- **Your goal**
Determine how many lines hold "houses" and give only that number.
====== Data shown ======
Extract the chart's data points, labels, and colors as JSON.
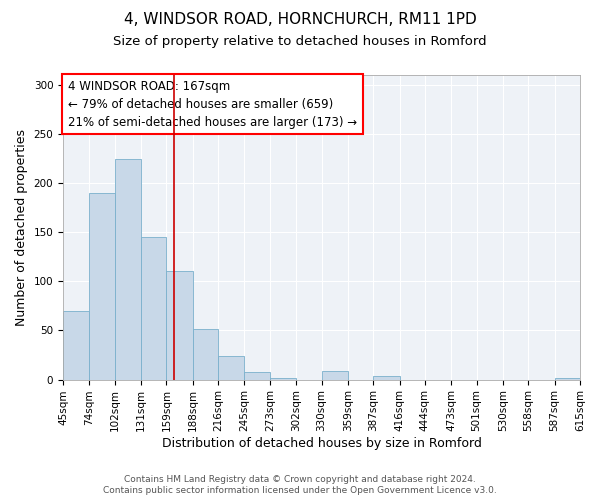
{
  "title": "4, WINDSOR ROAD, HORNCHURCH, RM11 1PD",
  "subtitle": "Size of property relative to detached houses in Romford",
  "xlabel": "Distribution of detached houses by size in Romford",
  "ylabel": "Number of detached properties",
  "bin_edges": [
    45,
    74,
    102,
    131,
    159,
    188,
    216,
    245,
    273,
    302,
    330,
    359,
    387,
    416,
    444,
    473,
    501,
    530,
    558,
    587,
    615
  ],
  "bin_labels": [
    "45sqm",
    "74sqm",
    "102sqm",
    "131sqm",
    "159sqm",
    "188sqm",
    "216sqm",
    "245sqm",
    "273sqm",
    "302sqm",
    "330sqm",
    "359sqm",
    "387sqm",
    "416sqm",
    "444sqm",
    "473sqm",
    "501sqm",
    "530sqm",
    "558sqm",
    "587sqm",
    "615sqm"
  ],
  "counts": [
    70,
    190,
    225,
    145,
    111,
    51,
    24,
    8,
    2,
    0,
    9,
    0,
    4,
    0,
    0,
    0,
    0,
    0,
    0,
    2
  ],
  "bar_color": "#c8d8e8",
  "bar_edge_color": "#7ab0cc",
  "vline_x": 167,
  "vline_color": "#cc0000",
  "ylim": [
    0,
    310
  ],
  "yticks": [
    0,
    50,
    100,
    150,
    200,
    250,
    300
  ],
  "annotation_title": "4 WINDSOR ROAD: 167sqm",
  "annotation_line1": "← 79% of detached houses are smaller (659)",
  "annotation_line2": "21% of semi-detached houses are larger (173) →",
  "footer1": "Contains HM Land Registry data © Crown copyright and database right 2024.",
  "footer2": "Contains public sector information licensed under the Open Government Licence v3.0.",
  "background_color": "#eef2f7",
  "title_fontsize": 11,
  "subtitle_fontsize": 9.5,
  "label_fontsize": 9,
  "tick_fontsize": 7.5,
  "annotation_fontsize": 8.5,
  "footer_fontsize": 6.5
}
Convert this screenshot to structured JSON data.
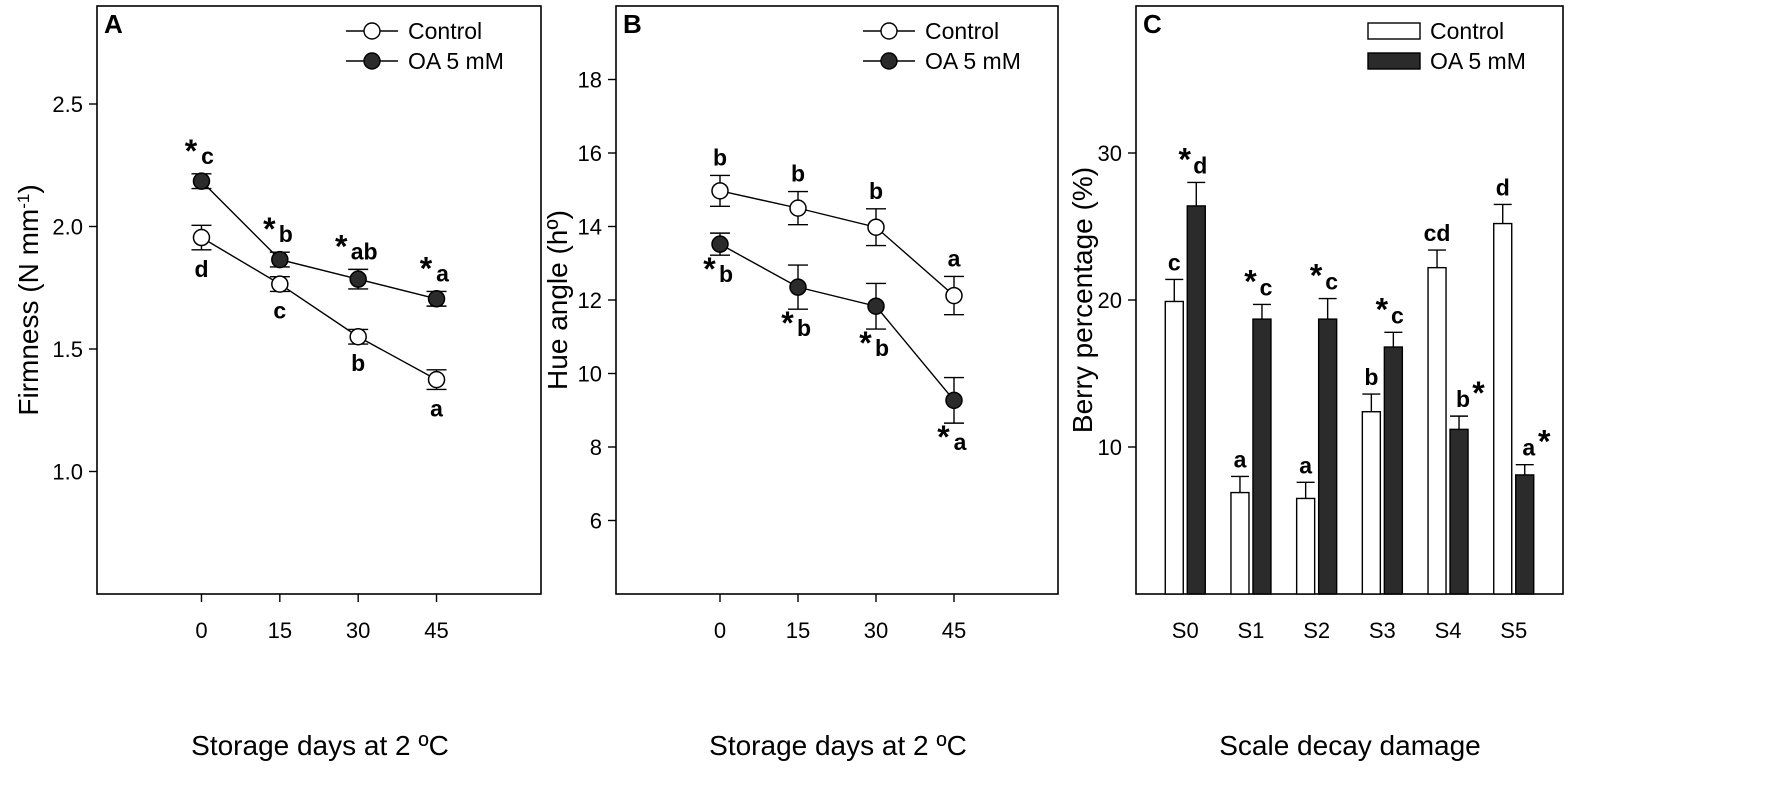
======
- **Response**
4